═════ TEXTO DE REFERÊNCIA ═════
A Dataprev respondeu aos questionamentos do Instituto Brasileiro de Defesa do Consumidor (Idec) na última sexta-feira, 6. Em ofício enviado ao instituto, a estatal afirmou que está apta a “manter, gerir e proteger informações e sistemas” que visam melhorar a vida dos 35 milhões de segurados da previdência social brasileira e que não deve cancelar o processo licitatório para aquisição de serviços de biometrias facial e digital de seus usuários.

A companhia brasileira que gera os dados do INSS disse que não pretende impedir o processo licitatório de multibiometria, uma vez que a solução trará benefícios aos usuários, como o fato de não se deslocarem para uma agência da segurança social anualmente; e que as empresas que participam da licitação não terão acesso aos dados dos cidadãos.
═════ DADOS ═════
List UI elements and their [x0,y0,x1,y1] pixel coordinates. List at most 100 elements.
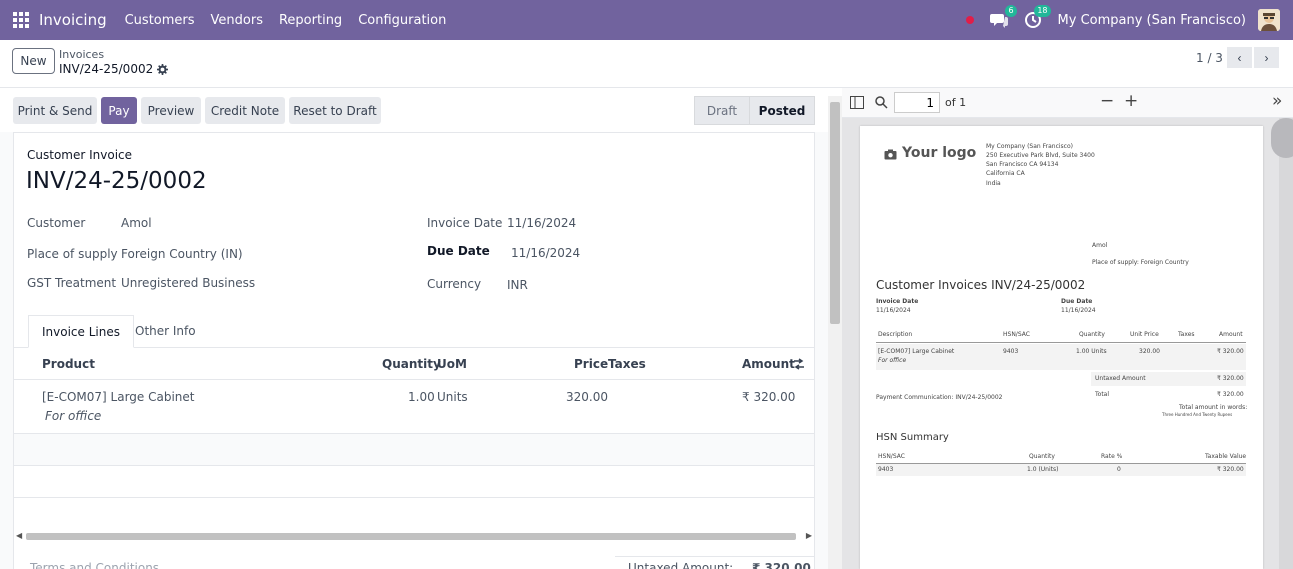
═════
═════ DADOS ═════
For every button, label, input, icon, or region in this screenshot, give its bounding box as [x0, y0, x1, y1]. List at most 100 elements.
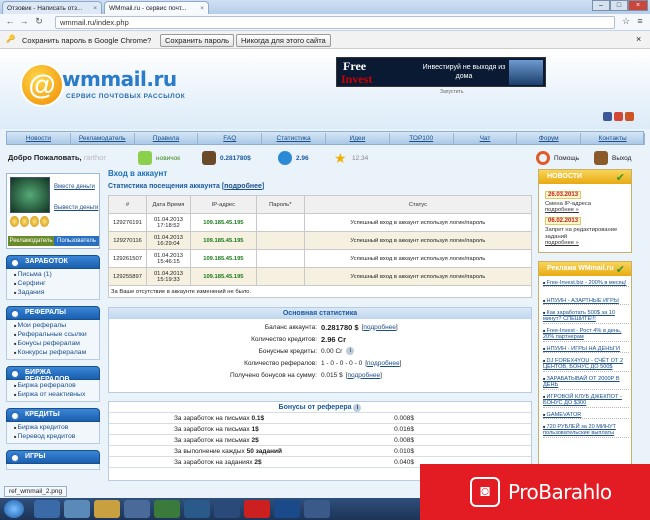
═════
EXERCÍCIOS PROPOSTOS →
(1) Responda, com base no texto sobre a resposta da Dataprev ao Idec:
(a) Em que dia a Dataprev respondeu aos questionamentos do Idec?
(b) Quantos segurados a previdência social brasileira tem, segundo o texto?
(c) Quais tipos de biometria o processo licitatório pretende adquirir?
(2) Segundo o texto sobre a resposta da Dataprev ao Idec, por que a estatal não pretende impedir o processo licitatório de multibiometria?
(3) Dê continuidade ao texto sobre a resposta da Dataprev ao Idec a partir do ponto em que ele termina.
Os itens acima não são necessários para resolver as tarefas.

RESPOSTAS DOS EXERCÍCIOS →
(1)
(a) Na última sexta-feira, 6.
(b) 35 milhões.
(c) Biometria facial e biometria digital.

(2) A solução trará benefícios aos usuários. Um exemplo é que eles não precisarão mais se deslocar anualmente a uma agência da segurança social.

(3)
Vale lembrar, o Idec solicitou ao Dataprev que parasse o processo até resolução dos vazamentos de dados de segurados do INSS no último dia 3 de setembro. Contudo, na visão da estatal, a companhia dispõe de ferramentas atuais de segurança e, não há nenhuma comprovação de que os vazamentos estejam ligados à Dataprev. “Não se mostra razoável atribuir o vazamento de dados de beneficiários do INSS a possíveis falhas de soluções tecnológicas da Dataprev, pois – como se demonstrou –  a empresa garante os níveis necessários de segurança às informações gerenciadas.  Se há eventuais vazamentos de dados e fraudes, trata-se de casos pontuais e específicos de desvio de conduta ética, o qual é alvo de enfrentamento pelas autoridades competentes, dentre elas o Ministério Público e a Polícia Federal”.

Outro lado

Procurado por Mobile Time após a Dataprev fornecer acesso ao ofício, o coordenador do programa de direitos digitais do Idec, Diogo Moyses, acredita que a resposta mostra um nível de preocupação da estatal nos tópicos de sua notificação, mas “é insuficiente” por não abordar a questão central que mobilizou o questionamento sobre a implementação de tecnologias de reconhecimento facial, que é justamente o vazamento dos dados sob a guarda do Dataprev e do INSS.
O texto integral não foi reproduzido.